Show all lines holding "this".

GIVEN RECORDS ::
----
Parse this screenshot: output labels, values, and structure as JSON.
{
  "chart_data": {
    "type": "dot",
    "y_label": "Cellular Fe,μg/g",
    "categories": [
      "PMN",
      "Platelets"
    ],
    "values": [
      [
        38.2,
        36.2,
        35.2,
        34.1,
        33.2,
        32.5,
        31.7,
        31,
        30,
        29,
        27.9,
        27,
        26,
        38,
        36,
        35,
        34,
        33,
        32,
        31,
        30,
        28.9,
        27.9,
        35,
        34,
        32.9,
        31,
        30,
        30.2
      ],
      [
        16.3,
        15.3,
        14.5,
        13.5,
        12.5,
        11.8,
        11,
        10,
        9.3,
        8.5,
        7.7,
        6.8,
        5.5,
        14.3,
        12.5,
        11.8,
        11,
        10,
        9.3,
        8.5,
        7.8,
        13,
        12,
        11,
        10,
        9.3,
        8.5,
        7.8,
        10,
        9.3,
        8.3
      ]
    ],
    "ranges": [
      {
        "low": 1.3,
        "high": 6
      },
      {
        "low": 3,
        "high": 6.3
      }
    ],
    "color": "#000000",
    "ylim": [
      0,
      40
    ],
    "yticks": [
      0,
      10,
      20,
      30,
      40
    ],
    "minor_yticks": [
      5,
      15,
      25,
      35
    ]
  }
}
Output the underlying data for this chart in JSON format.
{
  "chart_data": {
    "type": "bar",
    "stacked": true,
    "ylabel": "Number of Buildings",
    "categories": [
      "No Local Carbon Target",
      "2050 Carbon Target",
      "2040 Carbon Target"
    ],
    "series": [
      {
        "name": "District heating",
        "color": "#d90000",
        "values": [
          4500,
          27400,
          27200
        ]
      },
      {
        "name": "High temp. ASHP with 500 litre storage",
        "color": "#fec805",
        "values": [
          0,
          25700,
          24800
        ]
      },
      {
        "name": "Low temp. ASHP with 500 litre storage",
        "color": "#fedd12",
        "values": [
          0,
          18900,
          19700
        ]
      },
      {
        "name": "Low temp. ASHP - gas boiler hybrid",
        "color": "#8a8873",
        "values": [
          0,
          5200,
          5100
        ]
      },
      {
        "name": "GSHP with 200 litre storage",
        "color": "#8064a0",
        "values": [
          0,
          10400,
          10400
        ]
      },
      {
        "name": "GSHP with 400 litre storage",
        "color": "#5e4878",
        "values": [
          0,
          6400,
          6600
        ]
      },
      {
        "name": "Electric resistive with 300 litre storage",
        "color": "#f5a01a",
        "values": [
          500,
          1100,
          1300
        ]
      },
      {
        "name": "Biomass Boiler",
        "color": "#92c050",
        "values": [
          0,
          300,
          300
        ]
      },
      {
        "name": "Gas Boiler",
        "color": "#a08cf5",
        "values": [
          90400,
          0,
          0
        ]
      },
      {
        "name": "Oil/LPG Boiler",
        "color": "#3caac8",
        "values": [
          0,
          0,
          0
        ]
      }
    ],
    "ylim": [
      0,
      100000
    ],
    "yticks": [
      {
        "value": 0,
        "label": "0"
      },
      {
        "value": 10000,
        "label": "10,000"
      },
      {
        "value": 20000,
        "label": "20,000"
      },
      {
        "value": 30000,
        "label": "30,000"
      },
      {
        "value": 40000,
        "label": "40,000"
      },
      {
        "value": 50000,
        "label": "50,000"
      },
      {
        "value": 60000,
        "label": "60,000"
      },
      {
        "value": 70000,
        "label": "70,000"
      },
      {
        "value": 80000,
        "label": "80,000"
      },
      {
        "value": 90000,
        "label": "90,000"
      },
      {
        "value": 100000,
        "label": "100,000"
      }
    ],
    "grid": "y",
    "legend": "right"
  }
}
----
RESPONSE BELOW ::
Parse this screenshot: output labels, values, and structure as JSON.
Output the underlying data for this chart in JSON format.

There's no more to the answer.